§ **DIRECTIONS**
In the listing, locate the line containing "Transcribe the text in this document.", then quote it and all following lines exactly. Omit pictures.

Records from a data source:

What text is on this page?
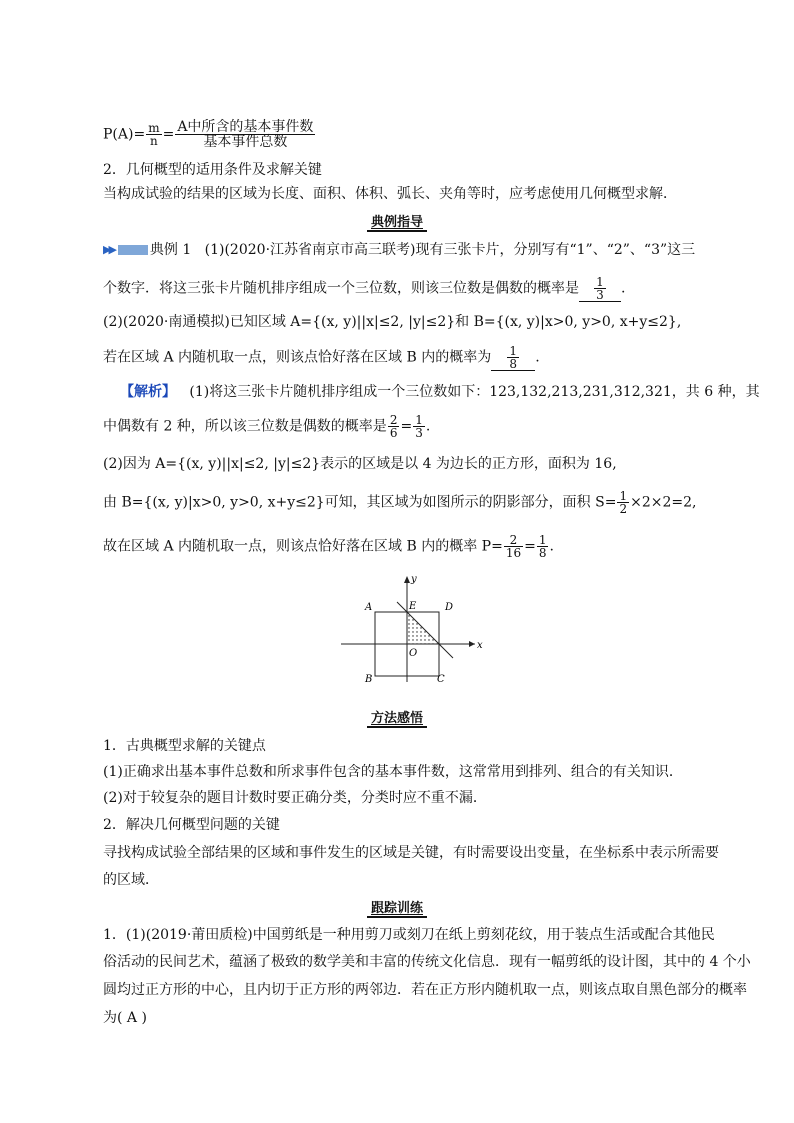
$P(A)= \frac{m}{n} = \frac{\text{A中所含的基本事件数}}{\text{基本事件总数}}$
2．几何概型的适用条件及求解关键
当构成试验的结果的区域为长度、面积、体积、弧长、夹角等时，应考虑使用几何概型求解．
典例指导
▶▶	典例 1 (1)(2020·江苏省南京市高三联考)现有三张卡片，分别写有“1”、“2”、“3”这三
个数字．将这三张卡片随机排序组成一个三位数，则该三位数是偶数的概率是 $\frac{1}{3}$ .
(2)(2020·南通模拟)已知区域 A={(x, y)||x|≤2, |y|≤2}和 B={(x, y)|x>0, y>0, x+y≤2},
若在区域 A 内随机取一点，则该点恰好落在区域 B 内的概率为 $\frac{1}{8}$ .
【解析】 (1)将这三张卡片随机排序组成一个三位数如下：123,132,213,231,312,321，共 6 种，其
中偶数有 2 种，所以该三位数是偶数的概率是 $\frac{2}{6} = \frac{1}{3}$ .
(2)因为 A={(x, y)||x|≤2, |y|≤2}表示的区域是以 4 为边长的正方形，面积为 16,
由 B={(x, y)|x>0, y>0, x+y≤2}可知，其区域为如图所示的阴影部分，面积 $S= \frac{1}{2} \times 2\times 2=2$,
故在区域 A 内随机取一点，则该点恰好落在区域 B 内的概率 $P= \frac{2}{16} = \frac{1}{8}$ .
A	E	D
O
B	C
x
y
方法感悟
1．古典概型求解的关键点
(1)正确求出基本事件总数和所求事件包含的基本事件数，这常常用到排列、组合的有关知识．
(2)对于较复杂的题目计数时要正确分类，分类时应不重不漏．
2．解决几何概型问题的关键
寻找构成试验全部结果的区域和事件发生的区域是关键，有时需要设出变量，在坐标系中表示所需要
的区域．
跟踪训练
1．(1)(2019·莆田质检)中国剪纸是一种用剪刀或刻刀在纸上剪刻花纹，用于装点生活或配合其他民
俗活动的民间艺术，蕴涵了极致的数学美和丰富的传统文化信息．现有一幅剪纸的设计图，其中的 4 个小
圆均过正方形的中心，且内切于正方形的两邻边．若在正方形内随机取一点，则该点取自黑色部分的概率
为( A )
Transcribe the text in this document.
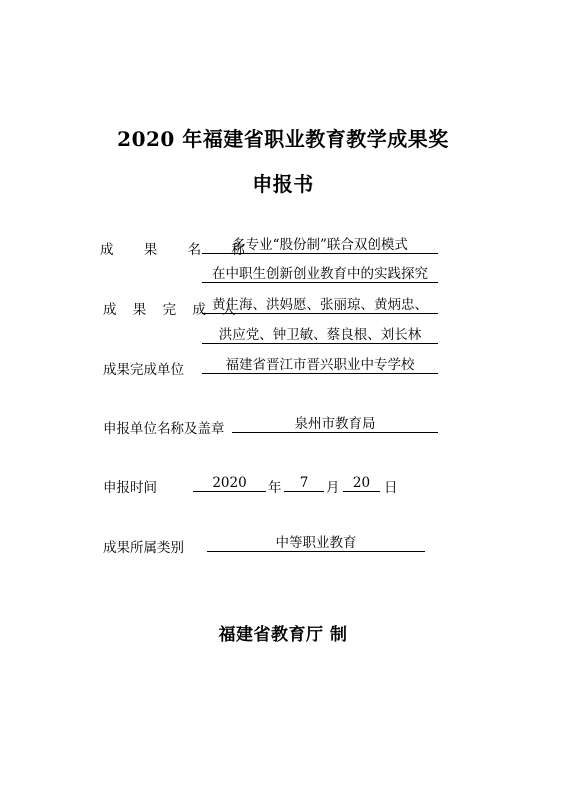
2020 年福建省职业教育教学成果奖
申报书
成 果 名 称
多专业“股份制”联合双创模式
在中职生创新创业教育中的实践探究
成 果 完 成 人
黄生海、洪妈愿、张丽琼、黄炳忠、
洪应党、钟卫敏、蔡良根、刘长林
成果完成单位	福建省晋江市晋兴职业中专学校
申报单位名称及盖章	泉州市教育局
申报时间	2020	年	7	月 20	日
成果所属类别	中等职业教育
福建省教育厅 制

§ **SOLUTION FOR THIS EXERCISE**
Transcribe the text in this document.
2020 年福建省职业教育教学成果奖
申报书
成 果 名 称
多专业“股份制”联合双创模式
在中职生创新创业教育中的实践探究
成 果 完 成 人
黄生海、洪妈愿、张丽琼、黄炳忠、
洪应党、钟卫敏、蔡良根、刘长林
成果完成单位	福建省晋江市晋兴职业中专学校
申报单位名称及盖章	泉州市教育局
申报时间	2020	年	7	月 20	日
成果所属类别	中等职业教育
福建省教育厅 制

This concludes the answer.